Short exercise: In the listing that follows, count the lines holding the word "into" and report only that number.

==============================

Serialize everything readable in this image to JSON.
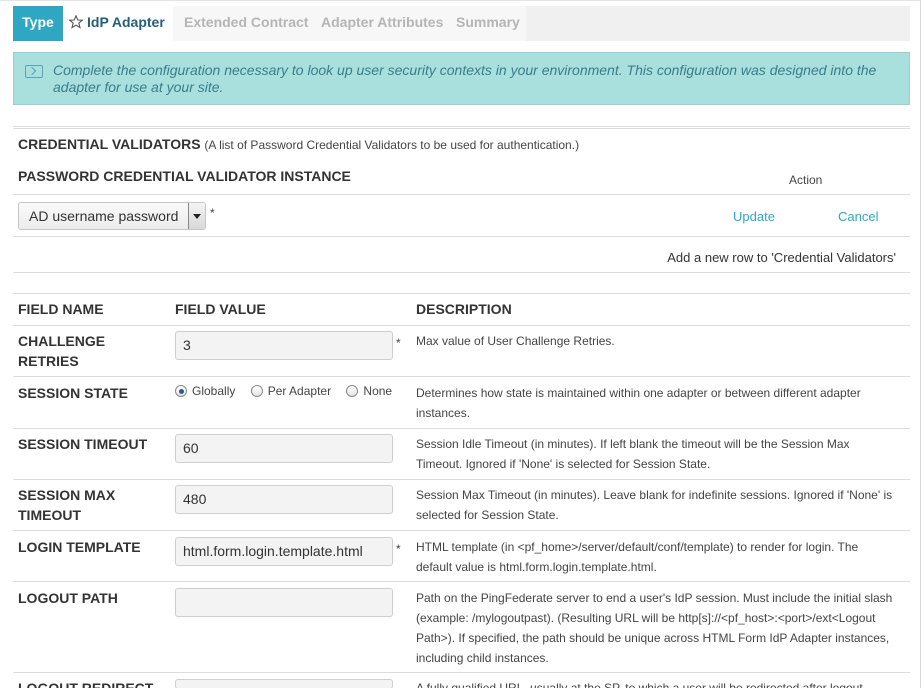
{
  "tabs": [
    {
      "label": "Type"
    },
    {
      "label": "IdP Adapter"
    },
    {
      "label": "Extended Contract"
    },
    {
      "label": "Adapter Attributes"
    },
    {
      "label": "Summary"
    }
  ],
  "banner": {
    "text": "Complete the configuration necessary to look up user security contexts in your environment. This configuration was designed into the adapter for use at your site."
  },
  "credential_validators": {
    "title": "CREDENTIAL VALIDATORS",
    "note": "(A list of Password Credential Validators to be used for authentication.)",
    "instance_header": "PASSWORD CREDENTIAL VALIDATOR INSTANCE",
    "action_header": "Action",
    "selected": "AD username password",
    "required_mark": "*",
    "update_label": "Update",
    "cancel_label": "Cancel",
    "add_row_label": "Add a new row to 'Credential Validators'"
  },
  "fields_table": {
    "headers": [
      "FIELD NAME",
      "FIELD VALUE",
      "DESCRIPTION"
    ],
    "required_mark": "*",
    "rows": [
      {
        "name_line1": "CHALLENGE",
        "name_line2": "RETRIES",
        "value": "3",
        "description": "Max value of User Challenge Retries."
      },
      {
        "name_line1": "SESSION STATE",
        "description": "Determines how state is maintained within one adapter or between different adapter instances."
      },
      {
        "name_line1": "SESSION TIMEOUT",
        "value": "60",
        "description": "Session Idle Timeout (in minutes). If left blank the timeout will be the Session Max Timeout. Ignored if 'None' is selected for Session State."
      },
      {
        "name_line1": "SESSION MAX",
        "name_line2": "TIMEOUT",
        "value": "480",
        "description": "Session Max Timeout (in minutes). Leave blank for indefinite sessions. Ignored if 'None' is selected for Session State."
      },
      {
        "name_line1": "LOGIN TEMPLATE",
        "value": "html.form.login.template.html",
        "description": "HTML template (in <pf_home>/server/default/conf/template) to render for login. The default value is html.form.login.template.html."
      },
      {
        "name_line1": "LOGOUT PATH",
        "value": "",
        "description": "Path on the PingFederate server to end a user's IdP session. Must include the initial slash (example: /mylogoutpast). (Resulting URL will be http[s]://<pf_host>:<port>/ext<Logout Path>). If specified, the path should be unique across HTML Form IdP Adapter instances, including child instances."
      },
      {
        "name_line1": "LOGOUT REDIRECT",
        "value": "",
        "description": "A fully qualified URL, usually at the SP, to which a user will be redirected after logout."
      }
    ],
    "session_state_options": [
      {
        "label": "Globally",
        "selected": true
      },
      {
        "label": "Per Adapter",
        "selected": false
      },
      {
        "label": "None",
        "selected": false
      }
    ]
  }
}
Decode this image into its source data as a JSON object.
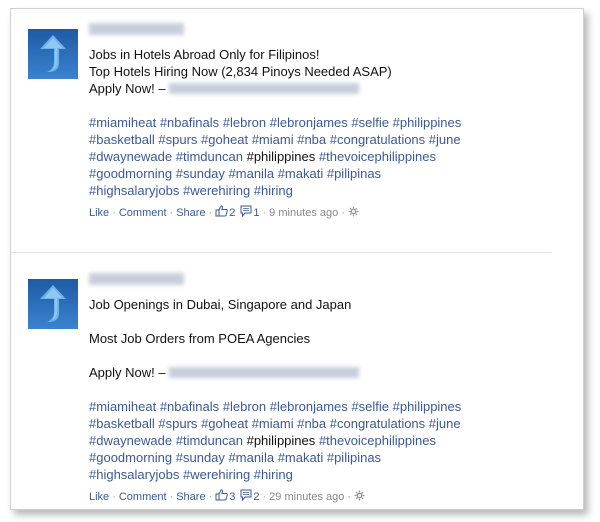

==============================

Response for this exercise: 2